▸ **Stated problem**:
Some lines of these records may hold the word "TradingView"; state how many, using only the number.
— Start —
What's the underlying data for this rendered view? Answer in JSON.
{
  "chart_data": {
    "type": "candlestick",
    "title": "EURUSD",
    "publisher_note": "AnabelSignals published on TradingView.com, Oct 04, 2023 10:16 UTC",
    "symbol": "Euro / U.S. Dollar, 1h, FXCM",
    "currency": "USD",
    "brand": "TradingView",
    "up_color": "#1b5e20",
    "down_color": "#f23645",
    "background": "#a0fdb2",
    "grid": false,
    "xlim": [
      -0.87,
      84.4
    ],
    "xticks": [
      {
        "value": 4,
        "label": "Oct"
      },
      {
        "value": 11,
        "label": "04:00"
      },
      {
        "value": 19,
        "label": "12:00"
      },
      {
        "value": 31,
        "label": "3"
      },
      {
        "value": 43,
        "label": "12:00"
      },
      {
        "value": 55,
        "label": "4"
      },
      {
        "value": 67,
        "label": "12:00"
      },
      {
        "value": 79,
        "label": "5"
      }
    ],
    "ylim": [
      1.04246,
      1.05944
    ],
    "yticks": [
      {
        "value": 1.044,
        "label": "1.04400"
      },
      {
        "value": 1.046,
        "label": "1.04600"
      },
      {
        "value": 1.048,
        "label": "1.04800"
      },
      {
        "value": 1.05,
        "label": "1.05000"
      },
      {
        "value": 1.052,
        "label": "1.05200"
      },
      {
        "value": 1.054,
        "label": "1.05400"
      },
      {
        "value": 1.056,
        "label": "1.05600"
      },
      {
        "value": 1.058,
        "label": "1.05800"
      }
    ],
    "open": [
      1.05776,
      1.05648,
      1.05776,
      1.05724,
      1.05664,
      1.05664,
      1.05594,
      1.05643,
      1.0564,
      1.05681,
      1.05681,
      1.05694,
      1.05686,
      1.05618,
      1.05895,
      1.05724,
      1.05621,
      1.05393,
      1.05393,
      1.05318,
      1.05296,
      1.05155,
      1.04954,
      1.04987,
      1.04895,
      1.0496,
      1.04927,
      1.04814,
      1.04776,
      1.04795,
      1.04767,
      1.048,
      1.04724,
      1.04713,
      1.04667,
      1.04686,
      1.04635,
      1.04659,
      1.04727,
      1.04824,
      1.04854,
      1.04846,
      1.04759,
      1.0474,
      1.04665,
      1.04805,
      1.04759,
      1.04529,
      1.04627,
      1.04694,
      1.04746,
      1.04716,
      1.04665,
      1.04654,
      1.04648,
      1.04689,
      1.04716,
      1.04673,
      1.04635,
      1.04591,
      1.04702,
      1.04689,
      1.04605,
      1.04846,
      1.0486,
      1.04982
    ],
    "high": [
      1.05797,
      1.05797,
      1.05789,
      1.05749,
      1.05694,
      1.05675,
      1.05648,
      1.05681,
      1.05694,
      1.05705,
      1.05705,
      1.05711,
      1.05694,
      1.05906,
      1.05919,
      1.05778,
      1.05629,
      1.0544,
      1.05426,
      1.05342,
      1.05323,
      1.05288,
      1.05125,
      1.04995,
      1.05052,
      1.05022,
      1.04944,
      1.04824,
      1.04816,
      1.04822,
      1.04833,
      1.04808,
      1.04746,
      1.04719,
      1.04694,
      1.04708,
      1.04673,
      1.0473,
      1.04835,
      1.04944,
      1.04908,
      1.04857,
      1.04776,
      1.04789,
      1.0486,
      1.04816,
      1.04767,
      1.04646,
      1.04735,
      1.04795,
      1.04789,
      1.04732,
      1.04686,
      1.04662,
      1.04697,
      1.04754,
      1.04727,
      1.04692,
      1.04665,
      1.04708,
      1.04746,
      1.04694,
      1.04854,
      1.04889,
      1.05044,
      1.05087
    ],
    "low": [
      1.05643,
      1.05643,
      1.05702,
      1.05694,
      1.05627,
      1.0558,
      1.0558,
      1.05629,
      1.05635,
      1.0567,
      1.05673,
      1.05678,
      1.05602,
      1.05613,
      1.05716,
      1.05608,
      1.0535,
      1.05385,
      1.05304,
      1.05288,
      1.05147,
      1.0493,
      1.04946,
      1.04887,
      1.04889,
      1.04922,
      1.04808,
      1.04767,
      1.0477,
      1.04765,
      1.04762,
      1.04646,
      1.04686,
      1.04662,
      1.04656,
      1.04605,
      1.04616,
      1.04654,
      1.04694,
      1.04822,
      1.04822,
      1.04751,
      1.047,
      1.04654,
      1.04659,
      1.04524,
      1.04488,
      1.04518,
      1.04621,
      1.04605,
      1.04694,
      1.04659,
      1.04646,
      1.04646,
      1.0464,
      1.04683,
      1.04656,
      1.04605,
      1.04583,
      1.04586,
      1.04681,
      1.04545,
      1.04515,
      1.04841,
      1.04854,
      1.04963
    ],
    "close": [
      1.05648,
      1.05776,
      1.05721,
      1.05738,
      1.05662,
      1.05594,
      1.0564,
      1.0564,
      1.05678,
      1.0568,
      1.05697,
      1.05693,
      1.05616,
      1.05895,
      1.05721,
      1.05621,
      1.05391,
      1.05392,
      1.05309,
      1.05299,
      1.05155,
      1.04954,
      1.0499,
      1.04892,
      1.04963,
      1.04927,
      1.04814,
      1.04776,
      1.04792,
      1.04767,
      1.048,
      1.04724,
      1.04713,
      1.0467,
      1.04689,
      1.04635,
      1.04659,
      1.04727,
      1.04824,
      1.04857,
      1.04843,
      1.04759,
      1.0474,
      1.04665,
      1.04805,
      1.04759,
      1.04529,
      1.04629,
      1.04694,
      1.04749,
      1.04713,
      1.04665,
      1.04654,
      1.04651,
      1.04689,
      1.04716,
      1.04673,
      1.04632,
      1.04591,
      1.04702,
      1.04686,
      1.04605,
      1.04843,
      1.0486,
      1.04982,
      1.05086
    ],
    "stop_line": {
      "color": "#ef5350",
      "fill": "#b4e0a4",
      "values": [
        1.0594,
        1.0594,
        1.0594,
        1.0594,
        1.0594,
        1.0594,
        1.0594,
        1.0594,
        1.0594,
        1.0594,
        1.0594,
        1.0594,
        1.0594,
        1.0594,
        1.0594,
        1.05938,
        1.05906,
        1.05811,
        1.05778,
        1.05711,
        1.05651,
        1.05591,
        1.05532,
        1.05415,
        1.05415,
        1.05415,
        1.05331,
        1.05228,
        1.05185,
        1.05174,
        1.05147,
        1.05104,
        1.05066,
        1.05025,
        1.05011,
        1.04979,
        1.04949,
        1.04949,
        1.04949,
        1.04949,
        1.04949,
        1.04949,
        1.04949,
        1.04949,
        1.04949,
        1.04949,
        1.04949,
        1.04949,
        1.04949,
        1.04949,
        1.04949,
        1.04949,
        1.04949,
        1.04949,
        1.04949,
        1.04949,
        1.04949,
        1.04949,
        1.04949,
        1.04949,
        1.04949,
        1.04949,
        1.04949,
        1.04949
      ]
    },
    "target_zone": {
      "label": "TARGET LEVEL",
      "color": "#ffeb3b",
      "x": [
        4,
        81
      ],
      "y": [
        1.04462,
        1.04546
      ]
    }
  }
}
— End —
▸ **Output of the task**:
2